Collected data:
****

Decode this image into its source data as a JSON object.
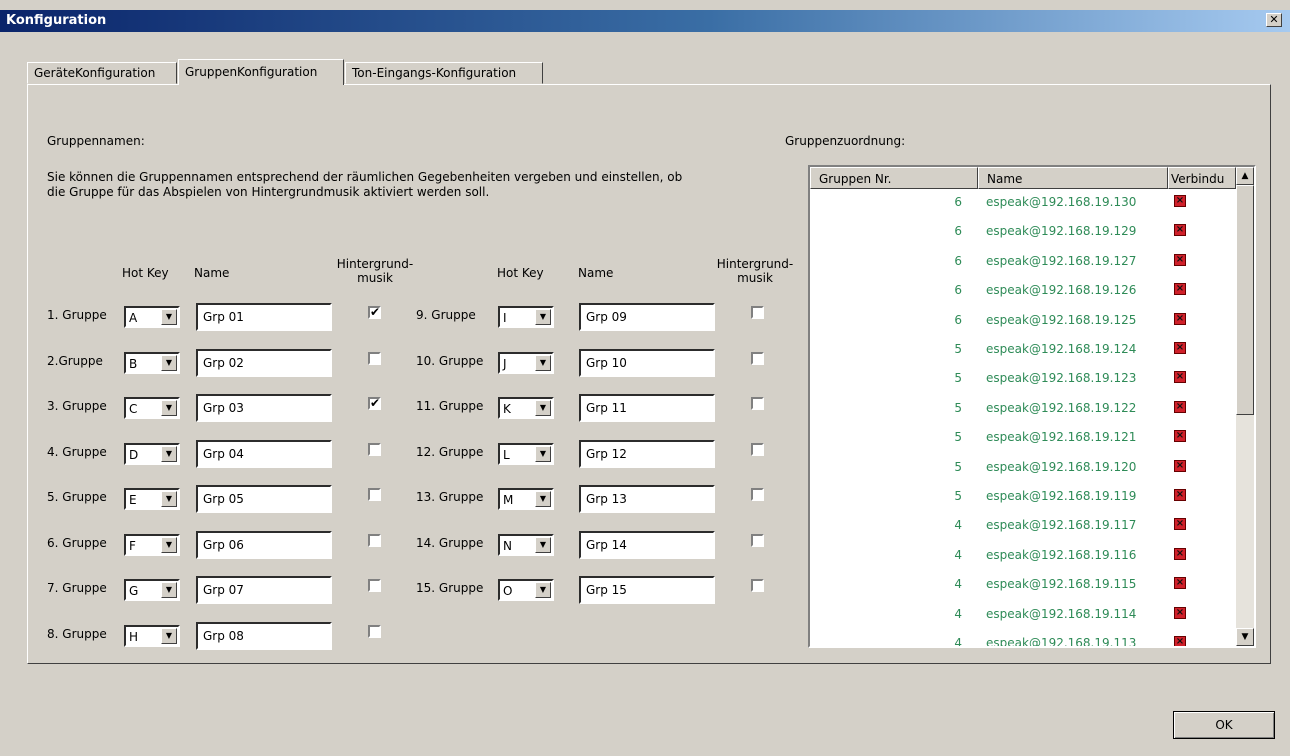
{
  "window": {
    "title": "Konfiguration",
    "close_label": "✕"
  },
  "tabs": [
    {
      "label": "GeräteKonfiguration"
    },
    {
      "label": "GruppenKonfiguration"
    },
    {
      "label": "Ton-Eingangs-Konfiguration"
    }
  ],
  "left": {
    "heading": "Gruppennamen:",
    "description_line1": "Sie können die Gruppennamen entsprechend der räumlichen Gegebenheiten vergeben und einstellen, ob",
    "description_line2": "die Gruppe für das Abspielen von Hintergrundmusik aktiviert werden soll.",
    "col_hotkey": "Hot Key",
    "col_name": "Name",
    "col_bg_line1": "Hintergrund-",
    "col_bg_line2": "musik"
  },
  "groups": [
    {
      "label": "1. Gruppe",
      "hotkey": "A",
      "name": "Grp 01",
      "bg": "✔"
    },
    {
      "label": "2.Gruppe",
      "hotkey": "B",
      "name": "Grp 02",
      "bg": ""
    },
    {
      "label": "3. Gruppe",
      "hotkey": "C",
      "name": "Grp 03",
      "bg": "✔"
    },
    {
      "label": "4. Gruppe",
      "hotkey": "D",
      "name": "Grp 04",
      "bg": ""
    },
    {
      "label": "5. Gruppe",
      "hotkey": "E",
      "name": "Grp 05",
      "bg": ""
    },
    {
      "label": "6. Gruppe",
      "hotkey": "F",
      "name": "Grp 06",
      "bg": ""
    },
    {
      "label": "7. Gruppe",
      "hotkey": "G",
      "name": "Grp 07",
      "bg": ""
    },
    {
      "label": "8. Gruppe",
      "hotkey": "H",
      "name": "Grp 08",
      "bg": ""
    },
    {
      "label": "9. Gruppe",
      "hotkey": "I",
      "name": "Grp 09",
      "bg": ""
    },
    {
      "label": "10. Gruppe",
      "hotkey": "J",
      "name": "Grp 10",
      "bg": ""
    },
    {
      "label": "11. Gruppe",
      "hotkey": "K",
      "name": "Grp 11",
      "bg": ""
    },
    {
      "label": "12. Gruppe",
      "hotkey": "L",
      "name": "Grp 12",
      "bg": ""
    },
    {
      "label": "13. Gruppe",
      "hotkey": "M",
      "name": "Grp 13",
      "bg": ""
    },
    {
      "label": "14. Gruppe",
      "hotkey": "N",
      "name": "Grp 14",
      "bg": ""
    },
    {
      "label": "15. Gruppe",
      "hotkey": "O",
      "name": "Grp 15",
      "bg": ""
    }
  ],
  "right": {
    "heading": "Gruppenzuordnung:",
    "col_nr": "Gruppen Nr.",
    "col_name": "Name",
    "col_conn": "Verbindu",
    "status_icon": "disconnected-icon",
    "rows": [
      {
        "nr": "6",
        "name": "espeak@192.168.19.130"
      },
      {
        "nr": "6",
        "name": "espeak@192.168.19.129"
      },
      {
        "nr": "6",
        "name": "espeak@192.168.19.127"
      },
      {
        "nr": "6",
        "name": "espeak@192.168.19.126"
      },
      {
        "nr": "6",
        "name": "espeak@192.168.19.125"
      },
      {
        "nr": "5",
        "name": "espeak@192.168.19.124"
      },
      {
        "nr": "5",
        "name": "espeak@192.168.19.123"
      },
      {
        "nr": "5",
        "name": "espeak@192.168.19.122"
      },
      {
        "nr": "5",
        "name": "espeak@192.168.19.121"
      },
      {
        "nr": "5",
        "name": "espeak@192.168.19.120"
      },
      {
        "nr": "5",
        "name": "espeak@192.168.19.119"
      },
      {
        "nr": "4",
        "name": "espeak@192.168.19.117"
      },
      {
        "nr": "4",
        "name": "espeak@192.168.19.116"
      },
      {
        "nr": "4",
        "name": "espeak@192.168.19.115"
      },
      {
        "nr": "4",
        "name": "espeak@192.168.19.114"
      },
      {
        "nr": "4",
        "name": "espeak@192.168.19.113"
      }
    ]
  },
  "ok_label": "OK",
  "colors": {
    "title_start": "#0a246a",
    "title_end": "#a6caf0",
    "list_text": "#2e8b57",
    "status_red": "#d0202a"
  }
}
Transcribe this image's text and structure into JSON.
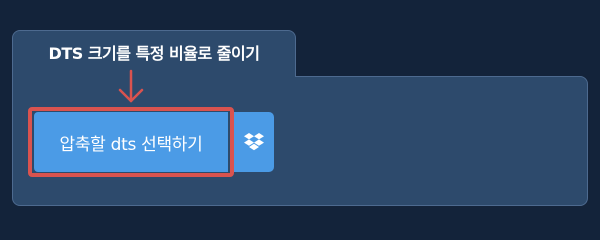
{
  "panel": {
    "title": "DTS 크기를 특정 비율로 줄이기"
  },
  "upload": {
    "label": "압축할 dts 선택하기"
  },
  "icons": {
    "arrow": "down-arrow-icon",
    "dropbox": "dropbox-icon"
  },
  "colors": {
    "page_background": "#13233a",
    "panel_background": "#2d4a6c",
    "panel_border": "#4d6a8f",
    "button_blue": "#4b9be6",
    "highlight_red": "#d9534f"
  }
}
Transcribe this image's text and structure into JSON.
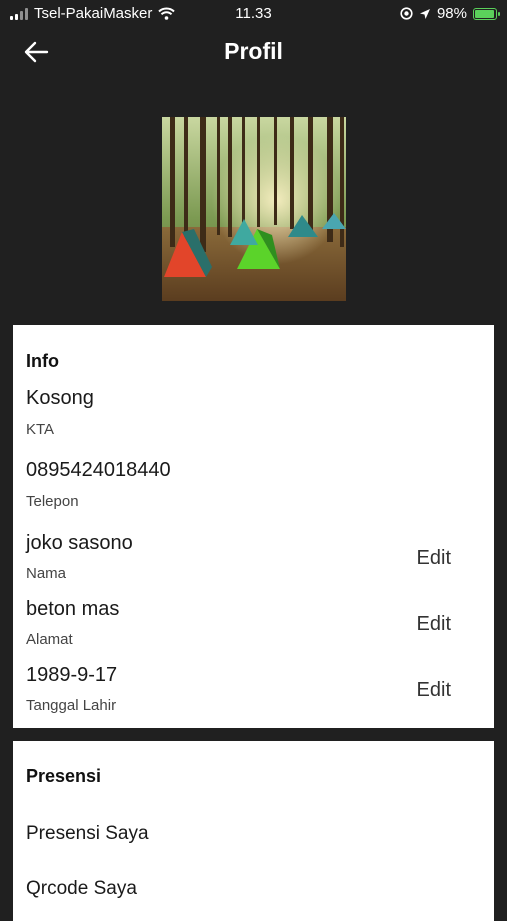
{
  "status_bar": {
    "carrier": "Tsel-PakaiMasker",
    "time": "11.33",
    "battery_text": "98%",
    "battery_level": 0.98,
    "icons": [
      "signal-icon",
      "wifi-icon",
      "location-lock-icon",
      "location-arrow-icon",
      "battery-charging-icon"
    ]
  },
  "header": {
    "title": "Profil",
    "back_icon": "arrow-left-icon"
  },
  "profile_photo": {
    "description_icon": "camping-tents-forest-photo"
  },
  "info": {
    "title": "Info",
    "fields": [
      {
        "value": "Kosong",
        "label": "KTA"
      },
      {
        "value": "0895424018440",
        "label": "Telepon"
      },
      {
        "value": "joko sasono",
        "label": "Nama",
        "edit": "Edit"
      },
      {
        "value": "beton mas",
        "label": "Alamat",
        "edit": "Edit"
      },
      {
        "value": "1989-9-17",
        "label": "Tanggal Lahir",
        "edit": "Edit"
      }
    ]
  },
  "presensi": {
    "title": "Presensi",
    "items": [
      "Presensi Saya",
      "Qrcode Saya"
    ]
  },
  "colors": {
    "background": "#202020",
    "card": "#ffffff",
    "battery": "#5bd15b"
  }
}
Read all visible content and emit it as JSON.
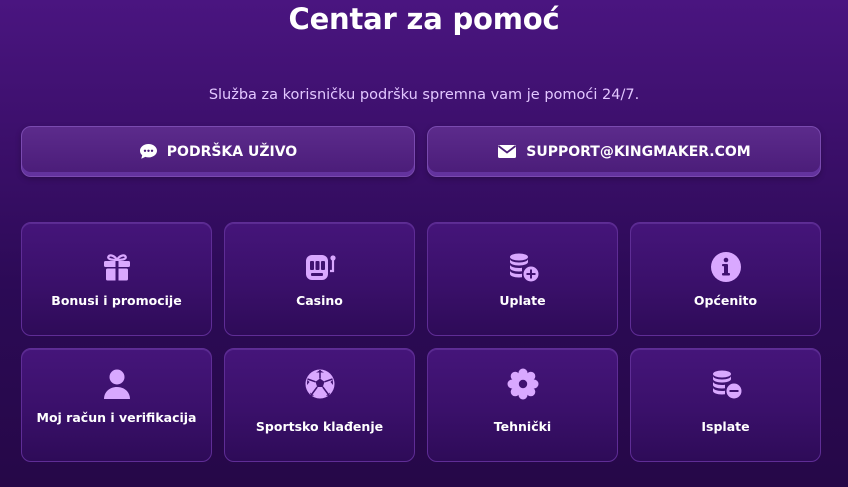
{
  "header": {
    "title": "Centar za pomoć",
    "subtitle": "Služba za korisničku podršku spremna vam je pomoći 24/7."
  },
  "contact": {
    "live_label": "PODRŠKA UŽIVO",
    "live_icon": "chat-bubble-icon",
    "email_label": "SUPPORT@KINGMAKER.COM",
    "email_icon": "envelope-icon"
  },
  "categories": [
    {
      "label": "Bonusi i promocije",
      "icon": "gift-icon"
    },
    {
      "label": "Casino",
      "icon": "slot-machine-icon"
    },
    {
      "label": "Uplate",
      "icon": "coins-plus-icon"
    },
    {
      "label": "Općenito",
      "icon": "info-icon"
    },
    {
      "label": "Moj račun i verifikacija",
      "icon": "user-icon"
    },
    {
      "label": "Sportsko klađenje",
      "icon": "soccer-ball-icon"
    },
    {
      "label": "Tehnički",
      "icon": "gear-icon"
    },
    {
      "label": "Isplate",
      "icon": "coins-minus-icon"
    }
  ],
  "colors": {
    "icon": "#d9a8ff",
    "background": "#3b0f6a",
    "subtitle": "#e2c7ff"
  }
}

****

Given task: Retype the listing exactly. Pictures do not belong in the copy.

Solution:
Decode this image into its source data as a JSON object.
{
  "window": {
    "title": "Konfiguration",
    "close_label": "✕"
  },
  "tabs": [
    {
      "label": "GeräteKonfiguration"
    },
    {
      "label": "GruppenKonfiguration"
    },
    {
      "label": "Ton-Eingangs-Konfiguration"
    }
  ],
  "left": {
    "heading": "Gruppennamen:",
    "description_line1": "Sie können die Gruppennamen entsprechend der räumlichen Gegebenheiten vergeben und einstellen, ob",
    "description_line2": "die Gruppe für das Abspielen von Hintergrundmusik aktiviert werden soll.",
    "col_hotkey": "Hot Key",
    "col_name": "Name",
    "col_bg_line1": "Hintergrund-",
    "col_bg_line2": "musik"
  },
  "groups": [
    {
      "label": "1. Gruppe",
      "hotkey": "A",
      "name": "Grp 01",
      "bg": "✔"
    },
    {
      "label": "2.Gruppe",
      "hotkey": "B",
      "name": "Grp 02",
      "bg": ""
    },
    {
      "label": "3. Gruppe",
      "hotkey": "C",
      "name": "Grp 03",
      "bg": "✔"
    },
    {
      "label": "4. Gruppe",
      "hotkey": "D",
      "name": "Grp 04",
      "bg": ""
    },
    {
      "label": "5. Gruppe",
      "hotkey": "E",
      "name": "Grp 05",
      "bg": ""
    },
    {
      "label": "6. Gruppe",
      "hotkey": "F",
      "name": "Grp 06",
      "bg": ""
    },
    {
      "label": "7. Gruppe",
      "hotkey": "G",
      "name": "Grp 07",
      "bg": ""
    },
    {
      "label": "8. Gruppe",
      "hotkey": "H",
      "name": "Grp 08",
      "bg": ""
    },
    {
      "label": "9. Gruppe",
      "hotkey": "I",
      "name": "Grp 09",
      "bg": ""
    },
    {
      "label": "10. Gruppe",
      "hotkey": "J",
      "name": "Grp 10",
      "bg": ""
    },
    {
      "label": "11. Gruppe",
      "hotkey": "K",
      "name": "Grp 11",
      "bg": ""
    },
    {
      "label": "12. Gruppe",
      "hotkey": "L",
      "name": "Grp 12",
      "bg": ""
    },
    {
      "label": "13. Gruppe",
      "hotkey": "M",
      "name": "Grp 13",
      "bg": ""
    },
    {
      "label": "14. Gruppe",
      "hotkey": "N",
      "name": "Grp 14",
      "bg": ""
    },
    {
      "label": "15. Gruppe",
      "hotkey": "O",
      "name": "Grp 15",
      "bg": ""
    }
  ],
  "right": {
    "heading": "Gruppenzuordnung:",
    "col_nr": "Gruppen Nr.",
    "col_name": "Name",
    "col_conn": "Verbindu",
    "status_icon": "disconnected-icon",
    "rows": [
      {
        "nr": "6",
        "name": "espeak@192.168.19.130"
      },
      {
        "nr": "6",
        "name": "espeak@192.168.19.129"
      },
      {
        "nr": "6",
        "name": "espeak@192.168.19.127"
      },
      {
        "nr": "6",
        "name": "espeak@192.168.19.126"
      },
      {
        "nr": "6",
        "name": "espeak@192.168.19.125"
      },
      {
        "nr": "5",
        "name": "espeak@192.168.19.124"
      },
      {
        "nr": "5",
        "name": "espeak@192.168.19.123"
      },
      {
        "nr": "5",
        "name": "espeak@192.168.19.122"
      },
      {
        "nr": "5",
        "name": "espeak@192.168.19.121"
      },
      {
        "nr": "5",
        "name": "espeak@192.168.19.120"
      },
      {
        "nr": "5",
        "name": "espeak@192.168.19.119"
      },
      {
        "nr": "4",
        "name": "espeak@192.168.19.117"
      },
      {
        "nr": "4",
        "name": "espeak@192.168.19.116"
      },
      {
        "nr": "4",
        "name": "espeak@192.168.19.115"
      },
      {
        "nr": "4",
        "name": "espeak@192.168.19.114"
      },
      {
        "nr": "4",
        "name": "espeak@192.168.19.113"
      }
    ]
  },
  "ok_label": "OK",
  "colors": {
    "title_start": "#0a246a",
    "title_end": "#a6caf0",
    "list_text": "#2e8b57",
    "status_red": "#d0202a"
  }
}
Transcribe this image's text and structure into JSON.
{
  "panel": {
    "title": "DTS 크기를 특정 비율로 줄이기"
  },
  "upload": {
    "label": "압축할 dts 선택하기"
  },
  "icons": {
    "arrow": "down-arrow-icon",
    "dropbox": "dropbox-icon"
  },
  "colors": {
    "page_background": "#13233a",
    "panel_background": "#2d4a6c",
    "panel_border": "#4d6a8f",
    "button_blue": "#4b9be6",
    "highlight_red": "#d9534f"
  }
}
Transcribe this image's text and structure into JSON.
{
  "status_bar": {
    "carrier": "Tsel-PakaiMasker",
    "time": "11.33",
    "battery_text": "98%",
    "battery_level": 0.98,
    "icons": [
      "signal-icon",
      "wifi-icon",
      "location-lock-icon",
      "location-arrow-icon",
      "battery-charging-icon"
    ]
  },
  "header": {
    "title": "Profil",
    "back_icon": "arrow-left-icon"
  },
  "profile_photo": {
    "description_icon": "camping-tents-forest-photo"
  },
  "info": {
    "title": "Info",
    "fields": [
      {
        "value": "Kosong",
        "label": "KTA"
      },
      {
        "value": "0895424018440",
        "label": "Telepon"
      },
      {
        "value": "joko sasono",
        "label": "Nama",
        "edit": "Edit"
      },
      {
        "value": "beton mas",
        "label": "Alamat",
        "edit": "Edit"
      },
      {
        "value": "1989-9-17",
        "label": "Tanggal Lahir",
        "edit": "Edit"
      }
    ]
  },
  "presensi": {
    "title": "Presensi",
    "items": [
      "Presensi Saya",
      "Qrcode Saya"
    ]
  },
  "colors": {
    "background": "#202020",
    "card": "#ffffff",
    "battery": "#5bd15b"
  }
}
Read all visible content and emit it as JSON.
{
  "header": {
    "title": "Centar za pomoć",
    "subtitle": "Služba za korisničku podršku spremna vam je pomoći 24/7."
  },
  "contact": {
    "live_label": "PODRŠKA UŽIVO",
    "live_icon": "chat-bubble-icon",
    "email_label": "SUPPORT@KINGMAKER.COM",
    "email_icon": "envelope-icon"
  },
  "categories": [
    {
      "label": "Bonusi i promocije",
      "icon": "gift-icon"
    },
    {
      "label": "Casino",
      "icon": "slot-machine-icon"
    },
    {
      "label": "Uplate",
      "icon": "coins-plus-icon"
    },
    {
      "label": "Općenito",
      "icon": "info-icon"
    },
    {
      "label": "Moj račun i verifikacija",
      "icon": "user-icon"
    },
    {
      "label": "Sportsko klađenje",
      "icon": "soccer-ball-icon"
    },
    {
      "label": "Tehnički",
      "icon": "gear-icon"
    },
    {
      "label": "Isplate",
      "icon": "coins-minus-icon"
    }
  ],
  "colors": {
    "icon": "#d9a8ff",
    "background": "#3b0f6a",
    "subtitle": "#e2c7ff"
  }
}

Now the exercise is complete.